- **EXERCISE**: Locate each line with the string "entering" in the listing below and copy it.

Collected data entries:
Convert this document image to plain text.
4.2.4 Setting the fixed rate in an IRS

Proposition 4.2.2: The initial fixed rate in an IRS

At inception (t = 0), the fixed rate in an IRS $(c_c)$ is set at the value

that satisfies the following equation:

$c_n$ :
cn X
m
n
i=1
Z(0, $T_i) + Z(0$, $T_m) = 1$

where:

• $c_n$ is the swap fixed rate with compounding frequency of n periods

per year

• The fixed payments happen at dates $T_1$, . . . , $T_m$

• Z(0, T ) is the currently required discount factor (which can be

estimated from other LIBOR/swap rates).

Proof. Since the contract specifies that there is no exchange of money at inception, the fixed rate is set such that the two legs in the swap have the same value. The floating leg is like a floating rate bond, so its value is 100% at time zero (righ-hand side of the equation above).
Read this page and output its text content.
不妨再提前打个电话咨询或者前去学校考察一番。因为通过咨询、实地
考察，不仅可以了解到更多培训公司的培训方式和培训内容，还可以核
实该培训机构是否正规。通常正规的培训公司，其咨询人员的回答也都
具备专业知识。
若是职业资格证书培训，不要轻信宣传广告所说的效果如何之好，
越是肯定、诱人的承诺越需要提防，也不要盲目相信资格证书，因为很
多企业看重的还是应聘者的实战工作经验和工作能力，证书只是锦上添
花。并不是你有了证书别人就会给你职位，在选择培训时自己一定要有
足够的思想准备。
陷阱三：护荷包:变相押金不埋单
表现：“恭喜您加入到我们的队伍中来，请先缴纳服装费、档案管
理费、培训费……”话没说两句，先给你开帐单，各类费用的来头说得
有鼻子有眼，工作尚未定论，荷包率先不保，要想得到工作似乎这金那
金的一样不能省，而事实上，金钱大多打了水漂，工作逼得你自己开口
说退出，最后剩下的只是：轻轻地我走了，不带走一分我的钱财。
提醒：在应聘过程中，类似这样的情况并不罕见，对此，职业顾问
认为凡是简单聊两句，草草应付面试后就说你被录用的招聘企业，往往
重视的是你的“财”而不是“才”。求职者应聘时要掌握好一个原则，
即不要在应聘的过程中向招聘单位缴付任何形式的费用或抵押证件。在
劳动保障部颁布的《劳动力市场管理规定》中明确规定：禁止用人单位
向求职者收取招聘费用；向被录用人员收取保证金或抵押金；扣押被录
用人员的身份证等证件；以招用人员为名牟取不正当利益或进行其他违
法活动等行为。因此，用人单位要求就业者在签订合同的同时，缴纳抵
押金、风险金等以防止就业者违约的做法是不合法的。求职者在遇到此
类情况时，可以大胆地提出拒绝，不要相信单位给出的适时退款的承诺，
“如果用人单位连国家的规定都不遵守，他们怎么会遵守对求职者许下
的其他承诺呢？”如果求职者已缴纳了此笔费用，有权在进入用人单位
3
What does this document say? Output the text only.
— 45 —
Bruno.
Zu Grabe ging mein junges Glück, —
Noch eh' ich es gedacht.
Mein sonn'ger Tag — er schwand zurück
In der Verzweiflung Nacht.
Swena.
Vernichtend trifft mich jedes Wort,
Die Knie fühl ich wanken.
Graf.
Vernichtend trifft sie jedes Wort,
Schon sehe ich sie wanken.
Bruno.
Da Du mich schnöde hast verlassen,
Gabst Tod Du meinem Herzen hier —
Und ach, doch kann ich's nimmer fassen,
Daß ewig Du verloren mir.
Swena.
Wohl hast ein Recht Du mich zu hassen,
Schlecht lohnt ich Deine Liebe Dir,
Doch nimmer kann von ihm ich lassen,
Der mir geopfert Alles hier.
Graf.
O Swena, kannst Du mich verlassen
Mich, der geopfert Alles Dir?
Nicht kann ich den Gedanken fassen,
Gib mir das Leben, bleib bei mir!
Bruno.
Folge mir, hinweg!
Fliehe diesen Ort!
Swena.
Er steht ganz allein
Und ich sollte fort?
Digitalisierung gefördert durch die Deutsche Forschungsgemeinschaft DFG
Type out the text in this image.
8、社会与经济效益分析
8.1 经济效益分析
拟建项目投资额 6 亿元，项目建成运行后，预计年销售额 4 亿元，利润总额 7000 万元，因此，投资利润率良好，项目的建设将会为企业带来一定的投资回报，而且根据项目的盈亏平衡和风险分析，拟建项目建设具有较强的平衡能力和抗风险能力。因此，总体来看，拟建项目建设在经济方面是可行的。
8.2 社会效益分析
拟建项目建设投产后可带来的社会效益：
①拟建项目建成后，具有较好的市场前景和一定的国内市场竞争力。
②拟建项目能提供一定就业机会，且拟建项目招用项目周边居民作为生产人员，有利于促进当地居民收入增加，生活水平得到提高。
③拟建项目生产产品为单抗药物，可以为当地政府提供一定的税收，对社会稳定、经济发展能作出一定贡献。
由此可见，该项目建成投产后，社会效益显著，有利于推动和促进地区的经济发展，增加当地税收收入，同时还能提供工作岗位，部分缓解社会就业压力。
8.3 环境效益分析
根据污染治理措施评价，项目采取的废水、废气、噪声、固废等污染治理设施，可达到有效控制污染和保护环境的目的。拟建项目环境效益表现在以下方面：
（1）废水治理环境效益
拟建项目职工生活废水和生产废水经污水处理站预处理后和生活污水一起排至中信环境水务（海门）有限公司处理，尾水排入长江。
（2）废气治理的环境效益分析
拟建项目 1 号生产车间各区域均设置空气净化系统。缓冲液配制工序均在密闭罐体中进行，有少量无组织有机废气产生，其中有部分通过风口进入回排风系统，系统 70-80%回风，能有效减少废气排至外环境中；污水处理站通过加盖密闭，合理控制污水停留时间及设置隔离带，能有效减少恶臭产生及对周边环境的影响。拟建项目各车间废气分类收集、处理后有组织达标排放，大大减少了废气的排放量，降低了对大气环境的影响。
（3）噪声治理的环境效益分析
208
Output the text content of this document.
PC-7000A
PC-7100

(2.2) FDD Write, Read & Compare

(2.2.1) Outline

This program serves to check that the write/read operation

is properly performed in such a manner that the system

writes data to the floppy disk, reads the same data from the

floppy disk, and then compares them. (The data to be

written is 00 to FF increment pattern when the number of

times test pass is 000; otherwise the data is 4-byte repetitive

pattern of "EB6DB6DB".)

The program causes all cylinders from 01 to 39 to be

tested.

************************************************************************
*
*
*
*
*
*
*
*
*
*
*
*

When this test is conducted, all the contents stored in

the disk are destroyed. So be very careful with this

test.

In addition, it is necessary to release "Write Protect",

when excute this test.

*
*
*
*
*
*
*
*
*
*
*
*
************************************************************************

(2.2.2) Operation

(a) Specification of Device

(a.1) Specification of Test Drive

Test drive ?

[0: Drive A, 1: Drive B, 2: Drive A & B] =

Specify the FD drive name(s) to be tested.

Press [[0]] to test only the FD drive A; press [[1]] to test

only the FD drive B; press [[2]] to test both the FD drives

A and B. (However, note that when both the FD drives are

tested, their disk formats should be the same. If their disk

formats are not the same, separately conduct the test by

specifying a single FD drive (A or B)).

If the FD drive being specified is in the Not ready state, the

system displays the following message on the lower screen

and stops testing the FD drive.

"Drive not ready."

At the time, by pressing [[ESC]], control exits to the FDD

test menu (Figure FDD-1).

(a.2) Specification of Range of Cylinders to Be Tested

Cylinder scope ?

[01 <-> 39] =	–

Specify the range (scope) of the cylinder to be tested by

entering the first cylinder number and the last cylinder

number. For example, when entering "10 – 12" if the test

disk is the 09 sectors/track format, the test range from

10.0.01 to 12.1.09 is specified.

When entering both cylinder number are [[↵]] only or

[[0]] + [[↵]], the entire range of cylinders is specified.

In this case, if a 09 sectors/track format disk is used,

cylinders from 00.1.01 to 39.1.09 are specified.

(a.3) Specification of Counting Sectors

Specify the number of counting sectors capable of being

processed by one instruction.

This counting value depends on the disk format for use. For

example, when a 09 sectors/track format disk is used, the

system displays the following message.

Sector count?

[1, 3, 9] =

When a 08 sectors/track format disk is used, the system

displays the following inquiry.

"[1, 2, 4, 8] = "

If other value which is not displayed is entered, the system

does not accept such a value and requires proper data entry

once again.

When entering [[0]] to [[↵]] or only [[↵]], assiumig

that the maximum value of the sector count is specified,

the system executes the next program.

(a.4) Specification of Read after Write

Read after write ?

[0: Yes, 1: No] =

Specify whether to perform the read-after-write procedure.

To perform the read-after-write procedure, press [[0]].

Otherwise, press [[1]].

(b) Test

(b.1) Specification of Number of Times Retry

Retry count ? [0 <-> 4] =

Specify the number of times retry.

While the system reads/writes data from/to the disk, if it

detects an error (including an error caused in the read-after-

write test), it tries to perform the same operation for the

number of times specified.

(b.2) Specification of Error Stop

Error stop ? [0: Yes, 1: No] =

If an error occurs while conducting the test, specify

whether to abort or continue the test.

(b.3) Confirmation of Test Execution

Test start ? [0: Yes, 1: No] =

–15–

- **THE RESULT**:
entering the first cylinder number and the last cylinder
number. For example, when entering "10 – 12" if the test
When entering both cylinder number are [[↵]] only or
When entering [[0]] to [[↵]] or only [[↵]], assiumig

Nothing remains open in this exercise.